**The task**
Track down each line that has the word "cestovní" and copy it.
★ ★ ★ ★
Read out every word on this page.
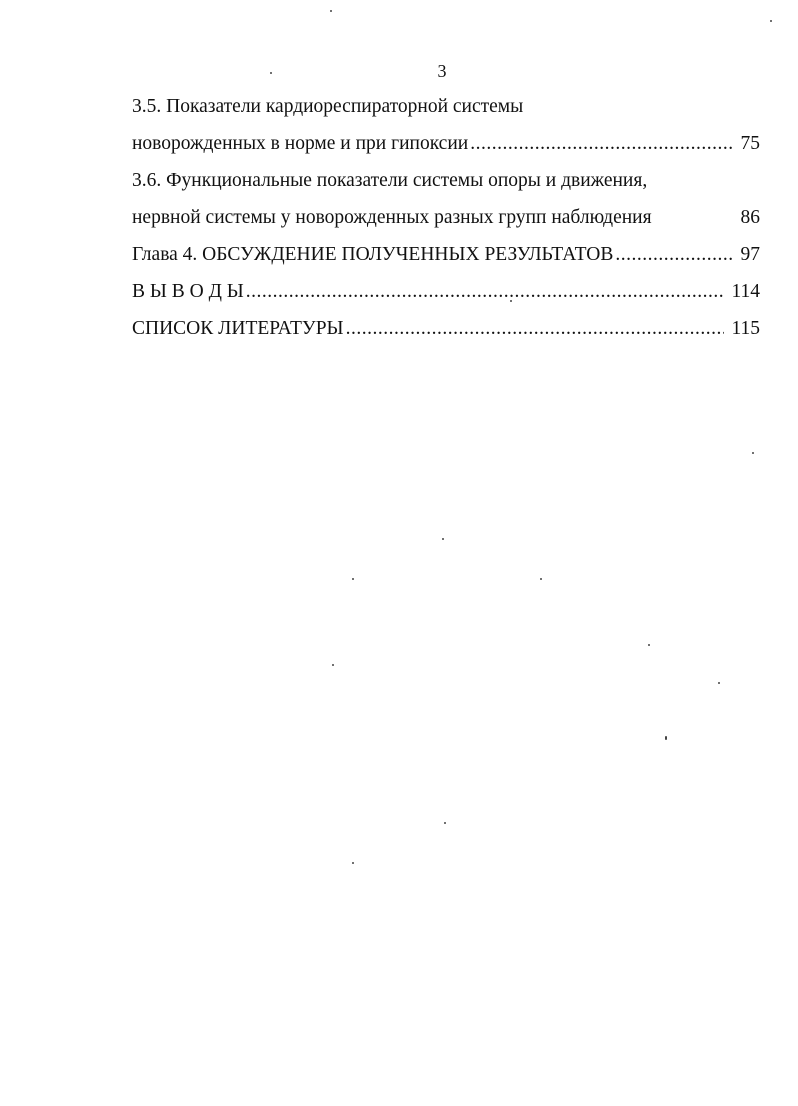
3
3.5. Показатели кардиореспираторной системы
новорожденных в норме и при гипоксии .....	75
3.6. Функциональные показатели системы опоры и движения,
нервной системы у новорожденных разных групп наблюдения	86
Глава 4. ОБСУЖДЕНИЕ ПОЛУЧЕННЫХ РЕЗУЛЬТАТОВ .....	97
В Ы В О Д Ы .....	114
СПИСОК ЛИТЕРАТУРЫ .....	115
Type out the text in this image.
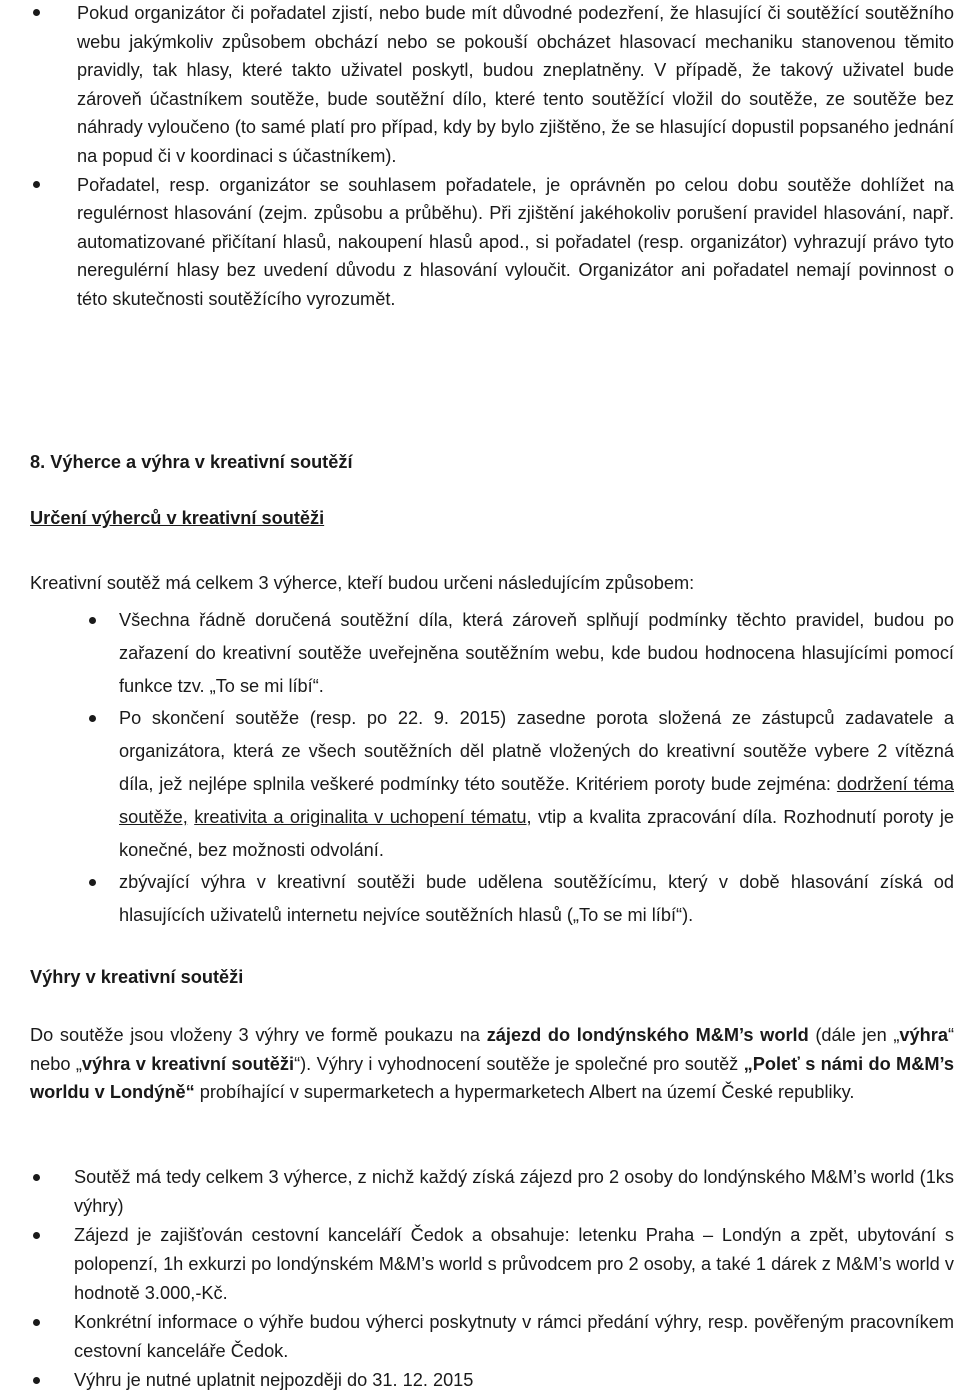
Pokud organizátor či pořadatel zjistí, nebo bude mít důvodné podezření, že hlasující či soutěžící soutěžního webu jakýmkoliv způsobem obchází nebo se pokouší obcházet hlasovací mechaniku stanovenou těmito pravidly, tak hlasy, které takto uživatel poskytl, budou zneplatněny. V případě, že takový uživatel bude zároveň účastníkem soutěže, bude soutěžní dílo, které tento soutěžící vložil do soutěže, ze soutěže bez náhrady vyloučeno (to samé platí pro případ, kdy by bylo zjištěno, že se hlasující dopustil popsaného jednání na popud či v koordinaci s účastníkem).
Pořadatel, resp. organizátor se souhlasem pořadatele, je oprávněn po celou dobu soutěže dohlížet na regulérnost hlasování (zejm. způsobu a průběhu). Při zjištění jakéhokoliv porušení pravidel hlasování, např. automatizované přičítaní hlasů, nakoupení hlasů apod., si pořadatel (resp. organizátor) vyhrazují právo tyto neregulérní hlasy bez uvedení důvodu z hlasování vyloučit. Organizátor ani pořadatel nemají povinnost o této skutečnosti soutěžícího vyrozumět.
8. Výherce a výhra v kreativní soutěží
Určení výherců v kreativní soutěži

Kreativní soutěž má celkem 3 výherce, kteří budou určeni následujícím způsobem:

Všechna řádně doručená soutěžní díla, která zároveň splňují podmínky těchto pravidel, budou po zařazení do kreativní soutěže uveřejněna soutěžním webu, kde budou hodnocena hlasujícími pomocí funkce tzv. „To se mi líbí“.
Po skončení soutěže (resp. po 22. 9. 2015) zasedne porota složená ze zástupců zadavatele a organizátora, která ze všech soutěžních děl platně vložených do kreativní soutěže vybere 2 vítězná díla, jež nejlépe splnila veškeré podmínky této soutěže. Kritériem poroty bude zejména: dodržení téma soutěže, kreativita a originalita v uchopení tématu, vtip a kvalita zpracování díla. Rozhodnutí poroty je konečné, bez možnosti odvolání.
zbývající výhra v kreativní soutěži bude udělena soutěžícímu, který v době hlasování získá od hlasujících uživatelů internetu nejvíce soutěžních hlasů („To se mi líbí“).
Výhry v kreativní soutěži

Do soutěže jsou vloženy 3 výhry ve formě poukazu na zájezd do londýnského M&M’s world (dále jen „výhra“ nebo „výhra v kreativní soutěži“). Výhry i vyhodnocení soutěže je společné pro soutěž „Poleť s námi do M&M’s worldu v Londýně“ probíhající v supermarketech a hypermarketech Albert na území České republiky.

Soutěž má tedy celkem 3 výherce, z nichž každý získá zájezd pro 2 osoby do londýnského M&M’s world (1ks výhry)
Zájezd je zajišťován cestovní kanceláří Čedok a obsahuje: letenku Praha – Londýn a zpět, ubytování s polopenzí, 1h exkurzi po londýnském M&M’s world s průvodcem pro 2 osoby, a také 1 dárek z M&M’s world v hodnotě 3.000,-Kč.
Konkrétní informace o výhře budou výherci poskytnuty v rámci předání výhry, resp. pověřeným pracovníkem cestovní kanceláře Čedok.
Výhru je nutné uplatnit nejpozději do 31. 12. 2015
★ ★ ★ ★
**Final result**
Zájezd je zajišťován cestovní kanceláří Čedok a obsahuje: letenku Praha – Londýn a zpět, ubytování s polopenzí, 1h exkurzi po londýnském M&M’s world s průvodcem pro 2 osoby, a také 1 dárek z M&M’s world v hodnotě 3.000,-Kč.
Konkrétní informace o výhře budou výherci poskytnuty v rámci předání výhry, resp. pověřeným pracovníkem cestovní kanceláře Čedok.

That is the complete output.